▶ [THE EXERCISE] Reproduce the lines of the records below, from the line with "monitor-icon — [678, 84, 688, 94]" to the line with "cta-button[interactable] — [79, 368, 100, 373]", including both of those lines and changing nothing.

**** EXCERPTED RECORDS

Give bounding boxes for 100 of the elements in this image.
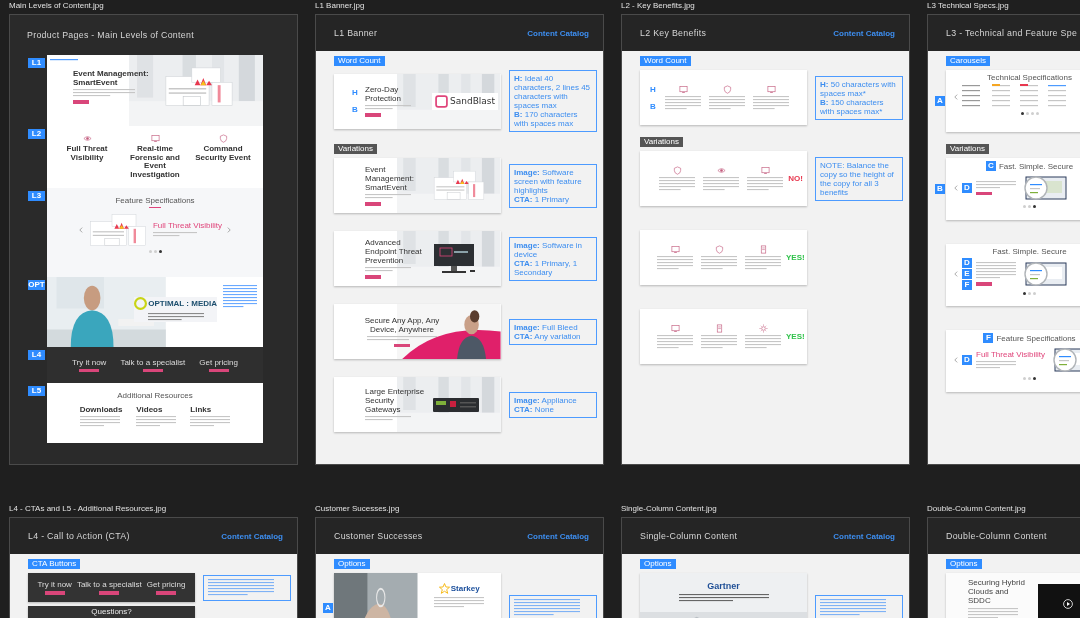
monitor-icon — [678, 84, 688, 94]
resource-heading: Links — [190, 405, 213, 414]
marker-badge: B — [935, 184, 945, 194]
artboard-title: Product Pages - Main Levels of Content — [27, 30, 194, 40]
verdict-label: NO! — [788, 174, 803, 183]
note-text: Image: Appliance — [514, 395, 578, 405]
previous-icon[interactable] — [78, 226, 83, 233]
banner-heading: Event Management: SmartEvent — [365, 165, 415, 193]
shield-icon — [672, 165, 682, 175]
text-lines-drawing — [365, 416, 411, 422]
monitor-icon — [670, 323, 680, 333]
file-name: L1 Banner.jpg — [315, 0, 366, 12]
cta-button[interactable] — [208, 368, 229, 373]
carousel-dot[interactable] — [1030, 112, 1034, 115]
note-text: B: 170 characters with spaces max — [514, 110, 579, 128]
note-text: H: Ideal 40 characters, 2 lines 45 characters with spaces max — [514, 74, 592, 110]
cta-label: Get pricing — [146, 580, 186, 590]
cta-button[interactable] — [99, 591, 120, 595]
text-lines-drawing — [820, 599, 886, 617]
cta-button[interactable] — [394, 343, 410, 348]
previous-icon[interactable] — [954, 94, 958, 100]
note-text: Image: Software in device — [514, 240, 584, 259]
carousel-dot[interactable] — [1020, 112, 1024, 115]
content-catalog-link[interactable]: Content Catalog — [833, 531, 895, 541]
content-catalog-link[interactable]: Content Catalog — [833, 28, 895, 38]
cta-button[interactable] — [44, 591, 65, 595]
marker-badge: D — [962, 258, 972, 268]
carousel-heading: Fast. Simple. Secure — [998, 161, 1074, 171]
file-name: Single-Column Content.jpg — [621, 503, 718, 515]
carousel-dot[interactable] — [1023, 205, 1026, 208]
monitor-drawing — [432, 242, 478, 275]
text-lines-drawing — [147, 313, 204, 322]
square-icon — [435, 94, 448, 108]
cta-button[interactable] — [79, 368, 100, 373]
previous-icon[interactable] — [954, 185, 958, 191]
play-icon[interactable] — [1063, 599, 1073, 609]
text-lines-drawing — [976, 180, 1016, 190]
card-heading: Securing Hybrid Clouds and SDDC — [968, 578, 1026, 605]
file-name: L4 - CTAs and L5 - Additional Resources.jpg — [9, 503, 168, 515]
carousel-dot[interactable] — [1023, 292, 1026, 295]
section-tag: Carousels — [946, 56, 990, 66]
resource-heading: Videos — [136, 405, 164, 414]
banner-heading: Large Enterprise Security Gateways — [365, 387, 426, 414]
level-badge: L1 — [28, 58, 45, 68]
text-lines-drawing — [365, 105, 411, 112]
marker-badge: F — [983, 333, 994, 343]
level-badge: OPT — [28, 280, 45, 290]
section-tag: Options — [640, 559, 676, 569]
carousel-dot[interactable] — [153, 249, 157, 253]
feature-title: Full Threat Visibility — [152, 221, 223, 231]
next-icon[interactable] — [227, 226, 232, 233]
artboard-title: Single-Column Content — [640, 531, 738, 541]
carousel-dot[interactable] — [1033, 292, 1036, 295]
banner-heading: Advanced Endpoint Threat Prevention — [365, 238, 423, 266]
carousel-dot[interactable] — [158, 249, 162, 253]
carousel-dot[interactable] — [1028, 205, 1031, 208]
text-lines-drawing — [703, 176, 740, 192]
marker-label: H — [352, 88, 359, 97]
carousel-dot[interactable] — [1028, 377, 1031, 380]
carousel-dot[interactable] — [1033, 377, 1036, 380]
previous-icon[interactable] — [954, 357, 958, 363]
dashboard-drawing — [432, 169, 486, 202]
cta-button[interactable] — [142, 368, 163, 373]
carousel-dot[interactable] — [148, 249, 152, 253]
content-catalog-link[interactable]: Content Catalog — [527, 28, 589, 38]
artboard-title: L1 Banner — [334, 28, 378, 38]
text-lines-drawing — [208, 578, 274, 597]
text-lines-drawing — [745, 334, 781, 350]
content-catalog-link[interactable]: Content Catalog — [221, 531, 283, 541]
cta-button[interactable] — [156, 591, 177, 595]
text-lines-drawing — [968, 608, 1018, 618]
text-lines-drawing — [365, 194, 411, 201]
marker-badge: E — [962, 269, 972, 279]
cta-label: Try it now — [37, 580, 72, 590]
text-lines-drawing — [659, 176, 696, 192]
text-lines-drawing — [73, 89, 135, 99]
carousel-dot[interactable] — [1033, 205, 1036, 208]
carousel-dot[interactable] — [1028, 292, 1031, 295]
marker-label: H — [650, 84, 657, 94]
marker-label: B — [352, 105, 359, 114]
text-lines-drawing — [223, 285, 257, 309]
note-text: CTA: Any variation — [514, 331, 582, 341]
marker-label: B — [650, 101, 657, 111]
previous-icon[interactable] — [954, 271, 958, 277]
content-catalog-link[interactable]: Content Catalog — [527, 531, 589, 541]
level-badge: L2 — [28, 129, 45, 139]
text-lines-drawing — [657, 334, 693, 350]
text-lines-drawing — [701, 334, 737, 350]
questions-heading: Questions? — [91, 607, 132, 616]
cta-button[interactable] — [976, 191, 992, 196]
text-lines-drawing — [976, 361, 1016, 370]
marker-badge: F — [962, 280, 972, 290]
note-text: Image: Software screen with feature highlights — [514, 167, 583, 195]
carousel-dot[interactable] — [1035, 112, 1039, 115]
carousel-dot[interactable] — [1023, 377, 1026, 380]
cta-label: Get pricing — [199, 357, 238, 367]
benefit-title: Command Security Event — [194, 145, 252, 163]
carousel-dot[interactable] — [1025, 112, 1029, 115]
cta-label: Talk to a specialist — [120, 357, 186, 367]
section-tag: Options — [946, 559, 982, 569]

********

▶ [RESULT FOR THIS EXERCISE]
monitor-icon — [678, 84, 688, 94]
resource-heading: Links — [190, 405, 213, 414]
marker-badge: B — [935, 184, 945, 194]
artboard-title: Product Pages - Main Levels of Content — [27, 30, 194, 40]
verdict-label: NO! — [788, 174, 803, 183]
note-text: Image: Appliance — [514, 395, 578, 405]
previous-icon[interactable] — [78, 226, 83, 233]
banner-heading: Event Management: SmartEvent — [365, 165, 415, 193]
shield-icon — [672, 165, 682, 175]
text-lines-drawing — [365, 416, 411, 422]
monitor-icon — [670, 323, 680, 333]
file-name: L1 Banner.jpg — [315, 0, 366, 12]
cta-button[interactable] — [208, 368, 229, 373]
carousel-dot[interactable] — [1030, 112, 1034, 115]
note-text: B: 170 characters with spaces max — [514, 110, 579, 128]
note-text: H: Ideal 40 characters, 2 lines 45 characters with spaces max — [514, 74, 592, 110]
cta-label: Get pricing — [146, 580, 186, 590]
cta-button[interactable] — [99, 591, 120, 595]
text-lines-drawing — [820, 599, 886, 617]
cta-button[interactable] — [394, 343, 410, 348]
previous-icon[interactable] — [954, 94, 958, 100]
note-text: Image: Software in device — [514, 240, 584, 259]
carousel-dot[interactable] — [1020, 112, 1024, 115]
content-catalog-link[interactable]: Content Catalog — [833, 531, 895, 541]
content-catalog-link[interactable]: Content Catalog — [833, 28, 895, 38]
cta-button[interactable] — [44, 591, 65, 595]
marker-badge: D — [962, 258, 972, 268]
carousel-heading: Fast. Simple. Secure — [998, 161, 1074, 171]
file-name: Single-Column Content.jpg — [621, 503, 718, 515]
carousel-dot[interactable] — [1023, 205, 1026, 208]
monitor-drawing — [432, 242, 478, 275]
text-lines-drawing — [147, 313, 204, 322]
square-icon — [435, 94, 448, 108]
cta-button[interactable] — [79, 368, 100, 373]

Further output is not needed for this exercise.